Exercise: Each line below should be retyped exactly, with no pictures.

Dataset content:

_____

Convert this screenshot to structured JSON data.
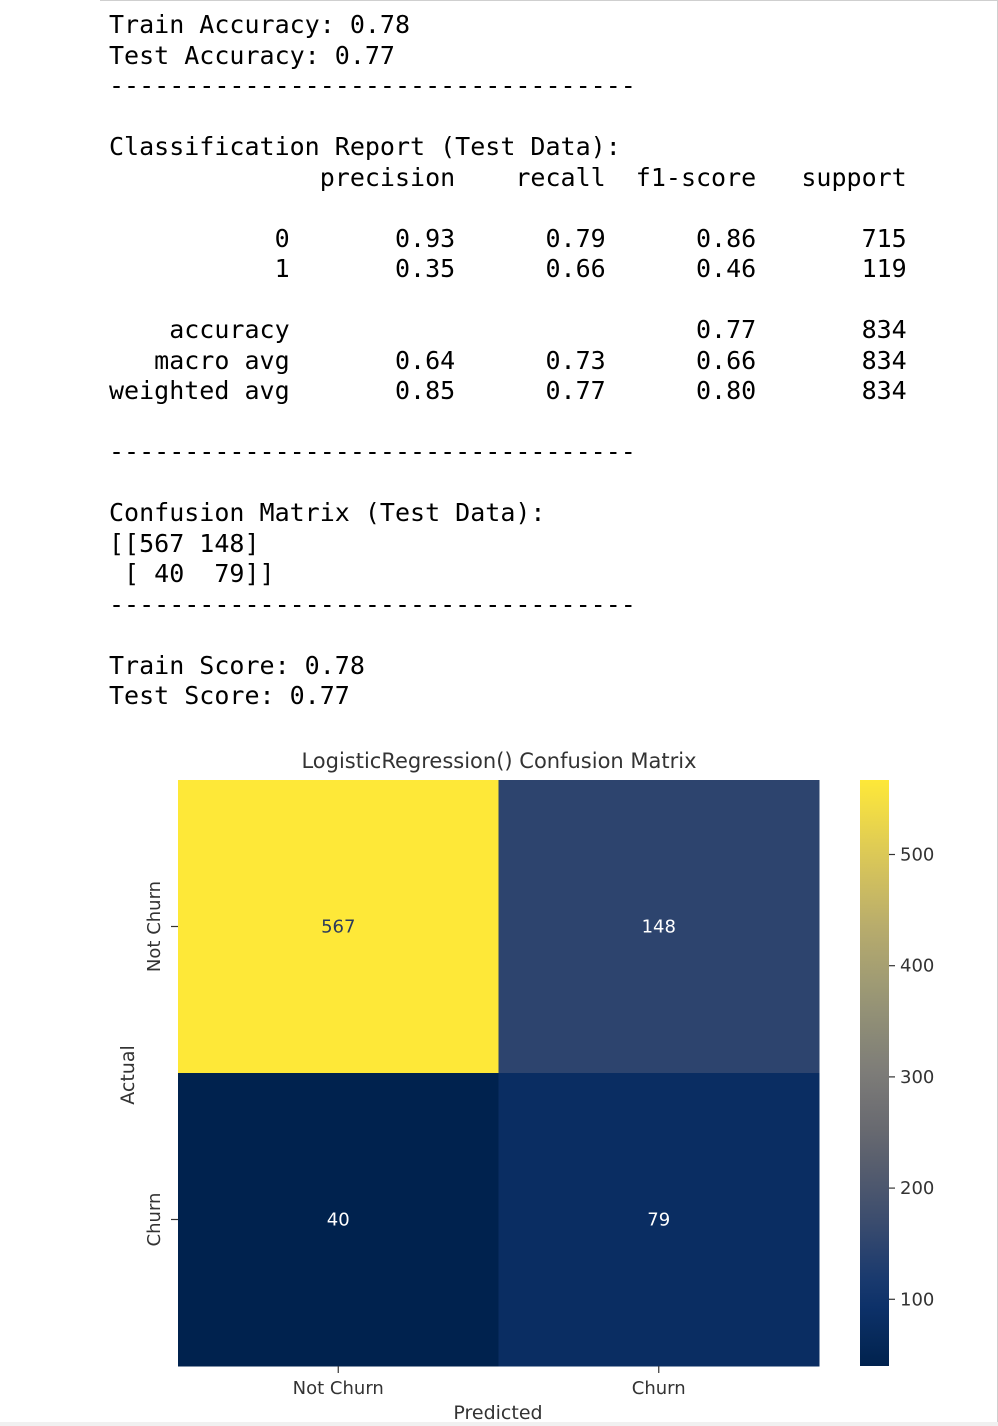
{
  "console_lines": [
    "Train Accuracy: 0.78",
    "Test Accuracy: 0.77",
    "-----------------------------------",
    "",
    "Classification Report (Test Data):",
    "              precision    recall  f1-score   support",
    "",
    "           0       0.93      0.79      0.86       715",
    "           1       0.35      0.66      0.46       119",
    "",
    "    accuracy                           0.77       834",
    "   macro avg       0.64      0.73      0.66       834",
    "weighted avg       0.85      0.77      0.80       834",
    "",
    "-----------------------------------",
    "",
    "Confusion Matrix (Test Data):",
    "[[567 148]",
    " [ 40  79]]",
    "-----------------------------------",
    "",
    "Train Score: 0.78",
    "Test Score: 0.77"
  ],
  "chart_data": {
    "type": "heatmap",
    "title": "LogisticRegression() Confusion Matrix",
    "xlabel": "Predicted",
    "ylabel": "Actual",
    "x_categories": [
      "Not Churn",
      "Churn"
    ],
    "y_categories": [
      "Not Churn",
      "Churn"
    ],
    "values": [
      [
        567,
        148
      ],
      [
        40,
        79
      ]
    ],
    "colormap": "cividis",
    "colorbar": {
      "min": 40,
      "max": 567,
      "ticks": [
        100,
        200,
        300,
        400,
        500
      ]
    },
    "colors": {
      "cmap_low": "#00224e",
      "cmap_mid": "#7c7b78",
      "cmap_high": "#fee838",
      "annot_light": "#ffffff",
      "annot_dark": "#2a3a5c"
    }
  }
}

_____

Answer for the task:
Convert this screenshot to structured JSON data.
{
  "console_lines": [
    "Train Accuracy: 0.78",
    "Test Accuracy: 0.77",
    "-----------------------------------",
    "",
    "Classification Report (Test Data):",
    "              precision    recall  f1-score   support",
    "",
    "           0       0.93      0.79      0.86       715",
    "           1       0.35      0.66      0.46       119",
    "",
    "    accuracy                           0.77       834",
    "   macro avg       0.64      0.73      0.66       834",
    "weighted avg       0.85      0.77      0.80       834",
    "",
    "-----------------------------------",
    "",
    "Confusion Matrix (Test Data):",
    "[[567 148]",
    " [ 40  79]]",
    "-----------------------------------",
    "",
    "Train Score: 0.78",
    "Test Score: 0.77"
  ],
  "chart_data": {
    "type": "heatmap",
    "title": "LogisticRegression() Confusion Matrix",
    "xlabel": "Predicted",
    "ylabel": "Actual",
    "x_categories": [
      "Not Churn",
      "Churn"
    ],
    "y_categories": [
      "Not Churn",
      "Churn"
    ],
    "values": [
      [
        567,
        148
      ],
      [
        40,
        79
      ]
    ],
    "colormap": "cividis",
    "colorbar": {
      "min": 40,
      "max": 567,
      "ticks": [
        100,
        200,
        300,
        400,
        500
      ]
    },
    "colors": {
      "cmap_low": "#00224e",
      "cmap_mid": "#7c7b78",
      "cmap_high": "#fee838",
      "annot_light": "#ffffff",
      "annot_dark": "#2a3a5c"
    }
  }
}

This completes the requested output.